§ GIVEN TASK
Read the records and write them out again exactly.

── SOURCE MATERIAL

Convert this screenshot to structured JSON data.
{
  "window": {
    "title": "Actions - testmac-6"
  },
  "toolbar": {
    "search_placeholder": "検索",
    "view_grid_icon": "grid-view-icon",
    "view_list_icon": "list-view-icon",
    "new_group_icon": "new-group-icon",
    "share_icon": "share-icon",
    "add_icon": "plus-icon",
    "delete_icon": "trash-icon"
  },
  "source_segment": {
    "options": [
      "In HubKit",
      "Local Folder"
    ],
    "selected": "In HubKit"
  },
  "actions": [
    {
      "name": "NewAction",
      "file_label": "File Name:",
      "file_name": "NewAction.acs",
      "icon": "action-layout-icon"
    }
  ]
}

────

§ FINAL RESULT
Convert this screenshot to structured JSON data.
{
  "window": {
    "title": "Actions - testmac-6"
  },
  "toolbar": {
    "search_placeholder": "検索",
    "view_grid_icon": "grid-view-icon",
    "view_list_icon": "list-view-icon",
    "new_group_icon": "new-group-icon",
    "share_icon": "share-icon",
    "add_icon": "plus-icon",
    "delete_icon": "trash-icon"
  },
  "source_segment": {
    "options": [
      "In HubKit",
      "Local Folder"
    ],
    "selected": "In HubKit"
  },
  "actions": [
    {
      "name": "NewAction",
      "file_label": "File Name:",
      "file_name": "NewAction.acs",
      "icon": "action-layout-icon"
    }
  ]
}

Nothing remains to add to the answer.